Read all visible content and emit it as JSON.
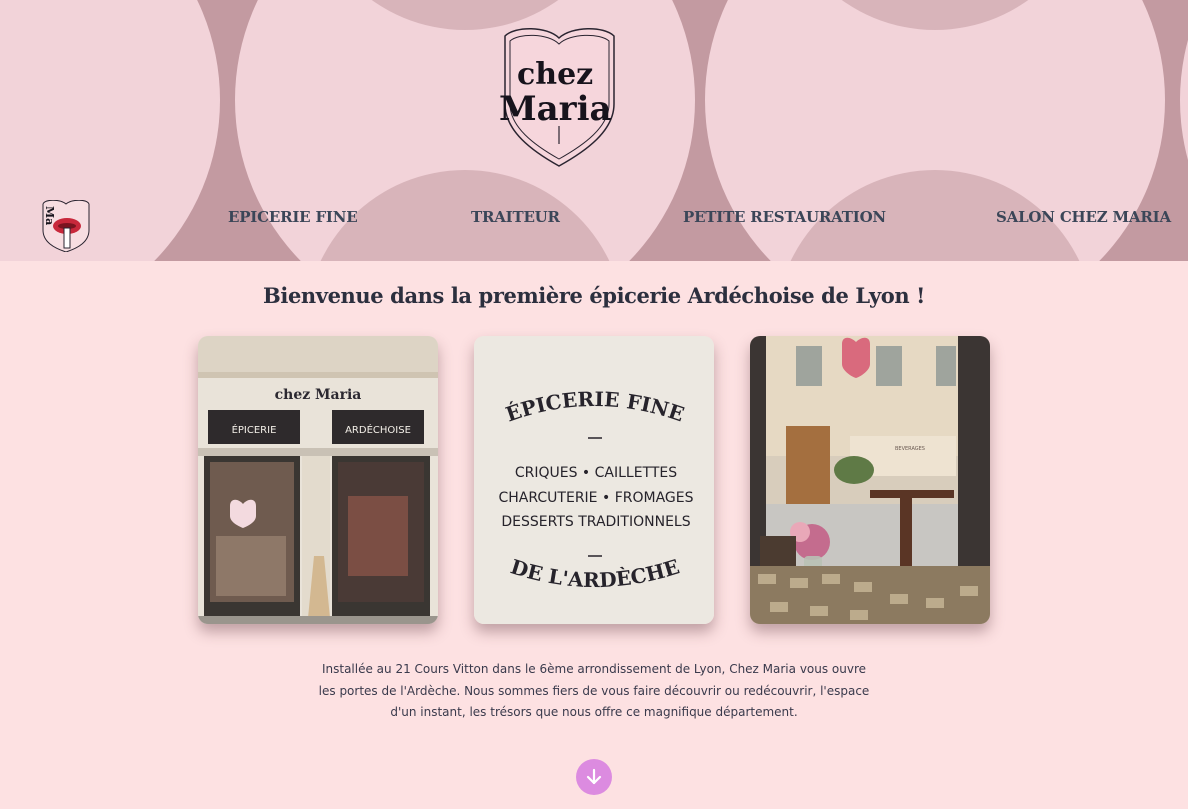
{
  "brand": {
    "logo_line1": "chez",
    "logo_line2": "Maria",
    "small_logo_text": "Ma"
  },
  "nav": {
    "items": [
      {
        "label": "EPICERIE FINE"
      },
      {
        "label": "TRAITEUR"
      },
      {
        "label": "PETITE RESTAURATION"
      },
      {
        "label": "SALON CHEZ MARIA"
      }
    ]
  },
  "main": {
    "title": "Bienvenue dans la première épicerie Ardéchoise de Lyon !",
    "intro": "Installée au 21 Cours Vitton dans le 6ème arrondissement de Lyon, Chez Maria vous ouvre les portes de l'Ardèche. Nous sommes fiers de vous faire découvrir ou redécouvrir, l'espace d'un instant, les trésors que nous offre ce magnifique département."
  },
  "photos": {
    "storefront": {
      "sign_name": "chez Maria",
      "window_left": "ÉPICERIE",
      "window_right": "ARDÉCHOISE"
    },
    "poster": {
      "top": "ÉPICERIE FINE",
      "line1": "CRIQUES • CAILLETTES",
      "line2": "CHARCUTERIE • FROMAGES",
      "line3": "DESSERTS TRADITIONNELS",
      "bottom": "DE L'ARDÈCHE"
    },
    "interior": {
      "small_sign": "BEVERAGES"
    }
  },
  "colors": {
    "header_bg": "#f2d3d9",
    "pattern": "#c39aa1",
    "page_bg": "#fde1e2",
    "nav_text": "#3b4658",
    "scroll_button": "#dc8be0"
  },
  "icons": {
    "scroll": "arrow-down-icon"
  }
}
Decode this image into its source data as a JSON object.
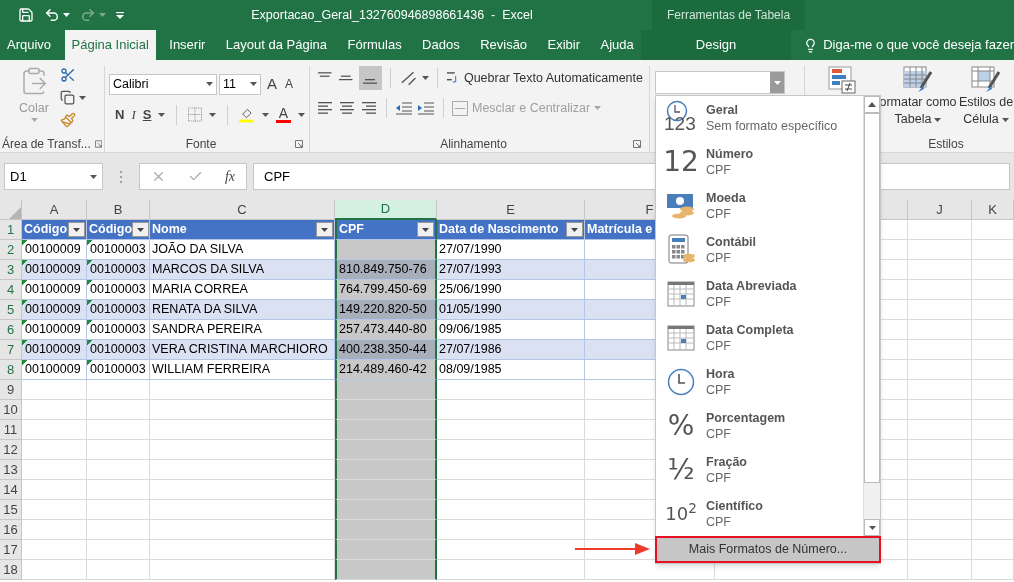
◆ ◆ ◆ ◆
WRITTEN REQUEST |
Drop the pictures and reproduce the rest of the entries above exactly.

WRITTEN RESPONSE |
Read all visible content and emit it as JSON.
{
  "brand": {
    "logo_line1": "chez",
    "logo_line2": "Maria",
    "small_logo_text": "Ma"
  },
  "nav": {
    "items": [
      {
        "label": "EPICERIE FINE"
      },
      {
        "label": "TRAITEUR"
      },
      {
        "label": "PETITE RESTAURATION"
      },
      {
        "label": "SALON CHEZ MARIA"
      }
    ]
  },
  "main": {
    "title": "Bienvenue dans la première épicerie Ardéchoise de Lyon !",
    "intro": "Installée au 21 Cours Vitton dans le 6ème arrondissement de Lyon, Chez Maria vous ouvre les portes de l'Ardèche. Nous sommes fiers de vous faire découvrir ou redécouvrir, l'espace d'un instant, les trésors que nous offre ce magnifique département."
  },
  "photos": {
    "storefront": {
      "sign_name": "chez Maria",
      "window_left": "ÉPICERIE",
      "window_right": "ARDÉCHOISE"
    },
    "poster": {
      "top": "ÉPICERIE FINE",
      "line1": "CRIQUES • CAILLETTES",
      "line2": "CHARCUTERIE • FROMAGES",
      "line3": "DESSERTS TRADITIONNELS",
      "bottom": "DE L'ARDÈCHE"
    },
    "interior": {
      "small_sign": "BEVERAGES"
    }
  },
  "colors": {
    "header_bg": "#f2d3d9",
    "pattern": "#c39aa1",
    "page_bg": "#fde1e2",
    "nav_text": "#3b4658",
    "scroll_button": "#dc8be0"
  },
  "icons": {
    "scroll": "arrow-down-icon"
  }
}
Decode this image into its source data as a JSON object.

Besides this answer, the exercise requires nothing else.